• Source records
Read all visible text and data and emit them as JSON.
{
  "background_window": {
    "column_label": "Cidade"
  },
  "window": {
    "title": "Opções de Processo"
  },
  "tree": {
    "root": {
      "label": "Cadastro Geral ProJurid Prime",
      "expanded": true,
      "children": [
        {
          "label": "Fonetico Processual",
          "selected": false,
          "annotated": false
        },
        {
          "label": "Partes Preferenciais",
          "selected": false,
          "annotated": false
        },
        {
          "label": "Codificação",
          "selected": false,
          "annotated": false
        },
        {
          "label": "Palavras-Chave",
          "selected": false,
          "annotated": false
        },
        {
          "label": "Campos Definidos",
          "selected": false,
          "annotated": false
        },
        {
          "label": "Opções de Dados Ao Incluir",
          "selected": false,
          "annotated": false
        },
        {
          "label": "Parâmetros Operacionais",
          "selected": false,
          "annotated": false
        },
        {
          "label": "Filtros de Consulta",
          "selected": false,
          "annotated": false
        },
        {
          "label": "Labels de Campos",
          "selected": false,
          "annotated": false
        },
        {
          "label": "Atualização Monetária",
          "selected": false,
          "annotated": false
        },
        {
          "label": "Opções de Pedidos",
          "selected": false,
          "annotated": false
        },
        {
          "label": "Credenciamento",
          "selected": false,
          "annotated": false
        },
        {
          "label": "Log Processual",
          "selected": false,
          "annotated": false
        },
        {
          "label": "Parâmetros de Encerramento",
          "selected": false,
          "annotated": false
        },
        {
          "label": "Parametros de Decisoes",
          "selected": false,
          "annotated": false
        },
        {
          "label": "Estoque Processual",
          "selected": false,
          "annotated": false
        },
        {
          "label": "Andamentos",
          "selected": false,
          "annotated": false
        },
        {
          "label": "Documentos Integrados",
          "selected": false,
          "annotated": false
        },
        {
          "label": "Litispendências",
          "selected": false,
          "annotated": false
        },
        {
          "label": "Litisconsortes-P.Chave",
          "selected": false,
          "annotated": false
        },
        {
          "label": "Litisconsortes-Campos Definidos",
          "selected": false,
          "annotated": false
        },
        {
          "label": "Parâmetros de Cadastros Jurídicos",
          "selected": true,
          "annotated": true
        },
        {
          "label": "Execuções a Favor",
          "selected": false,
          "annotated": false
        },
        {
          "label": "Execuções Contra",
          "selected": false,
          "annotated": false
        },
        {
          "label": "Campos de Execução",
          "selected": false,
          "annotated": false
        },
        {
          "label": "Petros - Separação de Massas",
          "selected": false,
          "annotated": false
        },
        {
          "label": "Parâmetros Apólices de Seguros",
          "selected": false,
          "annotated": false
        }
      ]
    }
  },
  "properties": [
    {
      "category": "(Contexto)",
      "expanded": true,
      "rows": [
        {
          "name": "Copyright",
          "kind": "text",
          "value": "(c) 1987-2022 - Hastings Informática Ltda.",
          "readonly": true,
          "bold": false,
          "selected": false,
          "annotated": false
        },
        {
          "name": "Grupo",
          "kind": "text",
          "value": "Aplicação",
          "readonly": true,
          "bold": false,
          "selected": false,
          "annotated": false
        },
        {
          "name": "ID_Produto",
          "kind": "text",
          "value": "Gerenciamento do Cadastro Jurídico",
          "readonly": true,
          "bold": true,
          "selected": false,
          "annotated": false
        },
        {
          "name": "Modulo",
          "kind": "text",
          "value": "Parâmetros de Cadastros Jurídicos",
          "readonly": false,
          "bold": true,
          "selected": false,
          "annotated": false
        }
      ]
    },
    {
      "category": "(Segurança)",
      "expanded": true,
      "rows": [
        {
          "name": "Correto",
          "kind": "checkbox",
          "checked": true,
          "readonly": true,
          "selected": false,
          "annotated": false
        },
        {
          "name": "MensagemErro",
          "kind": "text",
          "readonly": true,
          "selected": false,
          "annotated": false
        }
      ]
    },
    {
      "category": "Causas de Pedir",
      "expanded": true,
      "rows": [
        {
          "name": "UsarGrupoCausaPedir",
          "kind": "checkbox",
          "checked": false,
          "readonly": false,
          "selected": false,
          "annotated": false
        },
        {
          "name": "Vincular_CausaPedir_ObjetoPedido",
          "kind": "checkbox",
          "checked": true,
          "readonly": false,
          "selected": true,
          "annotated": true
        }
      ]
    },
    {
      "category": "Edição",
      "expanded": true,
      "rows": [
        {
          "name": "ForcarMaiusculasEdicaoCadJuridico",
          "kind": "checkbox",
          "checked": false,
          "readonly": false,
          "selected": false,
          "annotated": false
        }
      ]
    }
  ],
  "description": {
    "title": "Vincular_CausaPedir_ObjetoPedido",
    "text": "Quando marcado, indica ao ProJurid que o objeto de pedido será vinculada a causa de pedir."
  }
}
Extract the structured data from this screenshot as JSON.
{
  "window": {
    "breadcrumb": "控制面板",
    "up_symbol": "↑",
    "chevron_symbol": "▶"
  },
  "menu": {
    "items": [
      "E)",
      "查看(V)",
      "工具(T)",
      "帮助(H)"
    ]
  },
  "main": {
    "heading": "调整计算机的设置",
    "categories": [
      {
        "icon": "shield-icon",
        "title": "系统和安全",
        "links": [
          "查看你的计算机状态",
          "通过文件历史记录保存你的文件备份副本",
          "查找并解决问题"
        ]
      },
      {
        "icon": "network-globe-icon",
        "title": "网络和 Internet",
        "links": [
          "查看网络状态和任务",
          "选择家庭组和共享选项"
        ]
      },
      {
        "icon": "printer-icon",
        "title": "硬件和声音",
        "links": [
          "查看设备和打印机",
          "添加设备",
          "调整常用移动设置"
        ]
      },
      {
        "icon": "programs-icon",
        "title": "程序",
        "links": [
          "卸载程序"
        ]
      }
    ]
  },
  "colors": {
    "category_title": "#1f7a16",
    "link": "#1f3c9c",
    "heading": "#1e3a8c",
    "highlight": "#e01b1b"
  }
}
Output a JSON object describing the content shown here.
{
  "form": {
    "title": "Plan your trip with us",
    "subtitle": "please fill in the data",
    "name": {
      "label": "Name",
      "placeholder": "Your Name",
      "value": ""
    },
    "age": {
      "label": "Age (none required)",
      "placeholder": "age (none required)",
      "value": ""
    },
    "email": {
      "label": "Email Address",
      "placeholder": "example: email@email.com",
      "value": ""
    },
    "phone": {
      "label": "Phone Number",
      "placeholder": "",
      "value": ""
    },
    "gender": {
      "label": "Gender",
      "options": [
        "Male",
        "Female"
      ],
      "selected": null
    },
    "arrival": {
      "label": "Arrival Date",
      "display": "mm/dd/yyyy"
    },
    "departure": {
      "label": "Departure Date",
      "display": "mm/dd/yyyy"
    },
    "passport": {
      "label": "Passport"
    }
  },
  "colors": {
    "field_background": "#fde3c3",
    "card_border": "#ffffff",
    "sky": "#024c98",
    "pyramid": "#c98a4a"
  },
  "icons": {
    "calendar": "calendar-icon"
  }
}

• Task prompt
Give the listing above again, word for word.

• Result
Read all visible text and data and emit them as JSON.
{
  "background_window": {
    "column_label": "Cidade"
  },
  "window": {
    "title": "Opções de Processo"
  },
  "tree": {
    "root": {
      "label": "Cadastro Geral ProJurid Prime",
      "expanded": true,
      "children": [
        {
          "label": "Fonetico Processual",
          "selected": false,
          "annotated": false
        },
        {
          "label": "Partes Preferenciais",
          "selected": false,
          "annotated": false
        },
        {
          "label": "Codificação",
          "selected": false,
          "annotated": false
        },
        {
          "label": "Palavras-Chave",
          "selected": false,
          "annotated": false
        },
        {
          "label": "Campos Definidos",
          "selected": false,
          "annotated": false
        },
        {
          "label": "Opções de Dados Ao Incluir",
          "selected": false,
          "annotated": false
        },
        {
          "label": "Parâmetros Operacionais",
          "selected": false,
          "annotated": false
        },
        {
          "label": "Filtros de Consulta",
          "selected": false,
          "annotated": false
        },
        {
          "label": "Labels de Campos",
          "selected": false,
          "annotated": false
        },
        {
          "label": "Atualização Monetária",
          "selected": false,
          "annotated": false
        },
        {
          "label": "Opções de Pedidos",
          "selected": false,
          "annotated": false
        },
        {
          "label": "Credenciamento",
          "selected": false,
          "annotated": false
        },
        {
          "label": "Log Processual",
          "selected": false,
          "annotated": false
        },
        {
          "label": "Parâmetros de Encerramento",
          "selected": false,
          "annotated": false
        },
        {
          "label": "Parametros de Decisoes",
          "selected": false,
          "annotated": false
        },
        {
          "label": "Estoque Processual",
          "selected": false,
          "annotated": false
        },
        {
          "label": "Andamentos",
          "selected": false,
          "annotated": false
        },
        {
          "label": "Documentos Integrados",
          "selected": false,
          "annotated": false
        },
        {
          "label": "Litispendências",
          "selected": false,
          "annotated": false
        },
        {
          "label": "Litisconsortes-P.Chave",
          "selected": false,
          "annotated": false
        },
        {
          "label": "Litisconsortes-Campos Definidos",
          "selected": false,
          "annotated": false
        },
        {
          "label": "Parâmetros de Cadastros Jurídicos",
          "selected": true,
          "annotated": true
        },
        {
          "label": "Execuções a Favor",
          "selected": false,
          "annotated": false
        },
        {
          "label": "Execuções Contra",
          "selected": false,
          "annotated": false
        },
        {
          "label": "Campos de Execução",
          "selected": false,
          "annotated": false
        },
        {
          "label": "Petros - Separação de Massas",
          "selected": false,
          "annotated": false
        },
        {
          "label": "Parâmetros Apólices de Seguros",
          "selected": false,
          "annotated": false
        }
      ]
    }
  },
  "properties": [
    {
      "category": "(Contexto)",
      "expanded": true,
      "rows": [
        {
          "name": "Copyright",
          "kind": "text",
          "value": "(c) 1987-2022 - Hastings Informática Ltda.",
          "readonly": true,
          "bold": false,
          "selected": false,
          "annotated": false
        },
        {
          "name": "Grupo",
          "kind": "text",
          "value": "Aplicação",
          "readonly": true,
          "bold": false,
          "selected": false,
          "annotated": false
        },
        {
          "name": "ID_Produto",
          "kind": "text",
          "value": "Gerenciamento do Cadastro Jurídico",
          "readonly": true,
          "bold": true,
          "selected": false,
          "annotated": false
        },
        {
          "name": "Modulo",
          "kind": "text",
          "value": "Parâmetros de Cadastros Jurídicos",
          "readonly": false,
          "bold": true,
          "selected": false,
          "annotated": false
        }
      ]
    },
    {
      "category": "(Segurança)",
      "expanded": true,
      "rows": [
        {
          "name": "Correto",
          "kind": "checkbox",
          "checked": true,
          "readonly": true,
          "selected": false,
          "annotated": false
        },
        {
          "name": "MensagemErro",
          "kind": "text",
          "readonly": true,
          "selected": false,
          "annotated": false
        }
      ]
    },
    {
      "category": "Causas de Pedir",
      "expanded": true,
      "rows": [
        {
          "name": "UsarGrupoCausaPedir",
          "kind": "checkbox",
          "checked": false,
          "readonly": false,
          "selected": false,
          "annotated": false
        },
        {
          "name": "Vincular_CausaPedir_ObjetoPedido",
          "kind": "checkbox",
          "checked": true,
          "readonly": false,
          "selected": true,
          "annotated": true
        }
      ]
    },
    {
      "category": "Edição",
      "expanded": true,
      "rows": [
        {
          "name": "ForcarMaiusculasEdicaoCadJuridico",
          "kind": "checkbox",
          "checked": false,
          "readonly": false,
          "selected": false,
          "annotated": false
        }
      ]
    }
  ],
  "description": {
    "title": "Vincular_CausaPedir_ObjetoPedido",
    "text": "Quando marcado, indica ao ProJurid que o objeto de pedido será vinculada a causa de pedir."
  }
}
Extract the structured data from this screenshot as JSON.
{
  "window": {
    "breadcrumb": "控制面板",
    "up_symbol": "↑",
    "chevron_symbol": "▶"
  },
  "menu": {
    "items": [
      "E)",
      "查看(V)",
      "工具(T)",
      "帮助(H)"
    ]
  },
  "main": {
    "heading": "调整计算机的设置",
    "categories": [
      {
        "icon": "shield-icon",
        "title": "系统和安全",
        "links": [
          "查看你的计算机状态",
          "通过文件历史记录保存你的文件备份副本",
          "查找并解决问题"
        ]
      },
      {
        "icon": "network-globe-icon",
        "title": "网络和 Internet",
        "links": [
          "查看网络状态和任务",
          "选择家庭组和共享选项"
        ]
      },
      {
        "icon": "printer-icon",
        "title": "硬件和声音",
        "links": [
          "查看设备和打印机",
          "添加设备",
          "调整常用移动设置"
        ]
      },
      {
        "icon": "programs-icon",
        "title": "程序",
        "links": [
          "卸载程序"
        ]
      }
    ]
  },
  "colors": {
    "category_title": "#1f7a16",
    "link": "#1f3c9c",
    "heading": "#1e3a8c",
    "highlight": "#e01b1b"
  }
}
Output a JSON object describing the content shown here.
{
  "form": {
    "title": "Plan your trip with us",
    "subtitle": "please fill in the data",
    "name": {
      "label": "Name",
      "placeholder": "Your Name",
      "value": ""
    },
    "age": {
      "label": "Age (none required)",
      "placeholder": "age (none required)",
      "value": ""
    },
    "email": {
      "label": "Email Address",
      "placeholder": "example: email@email.com",
      "value": ""
    },
    "phone": {
      "label": "Phone Number",
      "placeholder": "",
      "value": ""
    },
    "gender": {
      "label": "Gender",
      "options": [
        "Male",
        "Female"
      ],
      "selected": null
    },
    "arrival": {
      "label": "Arrival Date",
      "display": "mm/dd/yyyy"
    },
    "departure": {
      "label": "Departure Date",
      "display": "mm/dd/yyyy"
    },
    "passport": {
      "label": "Passport"
    }
  },
  "colors": {
    "field_background": "#fde3c3",
    "card_border": "#ffffff",
    "sky": "#024c98",
    "pyramid": "#c98a4a"
  },
  "icons": {
    "calendar": "calendar-icon"
  }
}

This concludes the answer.